▸ **Problem to solve**
The exercise asks you to copy every line below in which "知识基础" appears.

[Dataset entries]
————

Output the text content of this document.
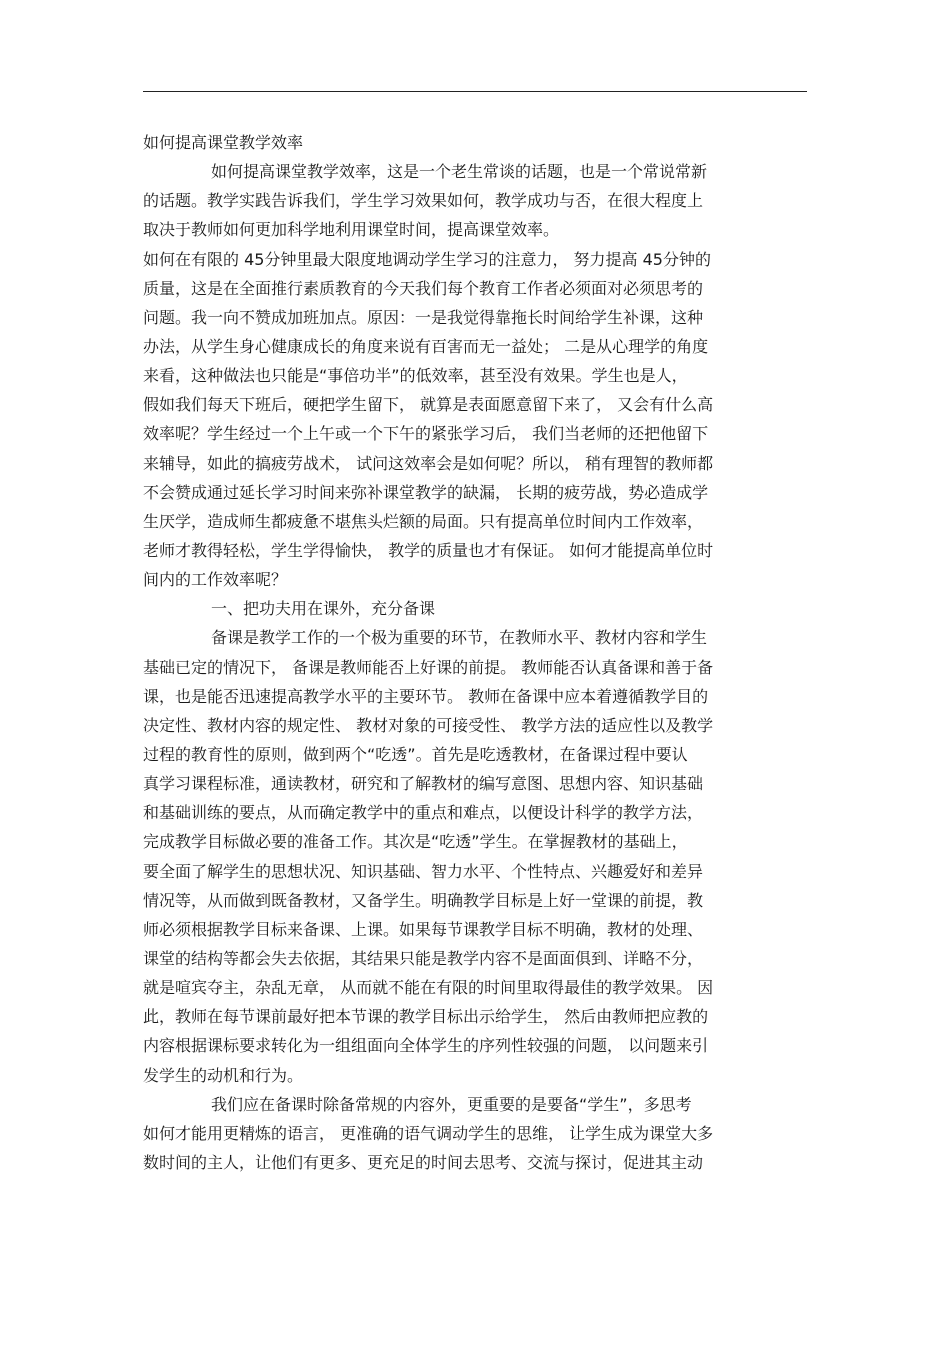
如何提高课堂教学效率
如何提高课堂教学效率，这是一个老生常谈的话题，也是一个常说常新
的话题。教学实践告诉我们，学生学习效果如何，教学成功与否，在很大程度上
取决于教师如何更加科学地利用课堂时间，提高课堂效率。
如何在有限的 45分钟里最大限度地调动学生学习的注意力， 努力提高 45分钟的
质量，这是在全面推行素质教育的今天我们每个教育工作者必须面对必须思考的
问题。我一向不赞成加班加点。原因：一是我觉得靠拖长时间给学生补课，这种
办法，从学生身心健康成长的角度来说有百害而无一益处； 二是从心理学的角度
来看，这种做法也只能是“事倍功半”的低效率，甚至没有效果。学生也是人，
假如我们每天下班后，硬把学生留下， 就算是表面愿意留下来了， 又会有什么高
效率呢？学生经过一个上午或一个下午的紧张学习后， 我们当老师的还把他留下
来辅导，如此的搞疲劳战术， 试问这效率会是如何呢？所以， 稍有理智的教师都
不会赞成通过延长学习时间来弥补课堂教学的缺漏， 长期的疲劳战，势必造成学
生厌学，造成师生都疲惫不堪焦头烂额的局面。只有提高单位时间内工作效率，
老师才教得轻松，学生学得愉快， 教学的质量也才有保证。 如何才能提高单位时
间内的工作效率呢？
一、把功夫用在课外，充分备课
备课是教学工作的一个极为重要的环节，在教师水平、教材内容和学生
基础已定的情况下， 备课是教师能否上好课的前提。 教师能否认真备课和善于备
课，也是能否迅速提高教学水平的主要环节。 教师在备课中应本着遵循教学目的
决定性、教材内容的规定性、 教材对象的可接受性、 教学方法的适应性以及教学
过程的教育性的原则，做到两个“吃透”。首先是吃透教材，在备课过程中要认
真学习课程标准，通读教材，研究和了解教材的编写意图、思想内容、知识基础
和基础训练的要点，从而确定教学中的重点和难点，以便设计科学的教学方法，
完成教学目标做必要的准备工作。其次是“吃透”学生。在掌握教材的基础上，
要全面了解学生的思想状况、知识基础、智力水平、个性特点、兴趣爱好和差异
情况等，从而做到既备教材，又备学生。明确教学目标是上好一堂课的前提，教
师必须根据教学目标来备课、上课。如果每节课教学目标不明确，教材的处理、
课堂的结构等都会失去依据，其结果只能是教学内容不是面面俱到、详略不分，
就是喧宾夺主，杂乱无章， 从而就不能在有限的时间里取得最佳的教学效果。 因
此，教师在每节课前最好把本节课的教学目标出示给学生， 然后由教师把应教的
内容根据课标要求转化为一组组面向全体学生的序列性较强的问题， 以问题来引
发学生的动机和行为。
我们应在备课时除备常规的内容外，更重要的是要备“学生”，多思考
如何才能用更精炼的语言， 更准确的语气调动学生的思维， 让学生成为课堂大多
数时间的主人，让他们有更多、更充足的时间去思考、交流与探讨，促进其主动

————

▸ **The answer**
真学习课程标准，通读教材，研究和了解教材的编写意图、思想内容、知识基础
要全面了解学生的思想状况、知识基础、智力水平、个性特点、兴趣爱好和差异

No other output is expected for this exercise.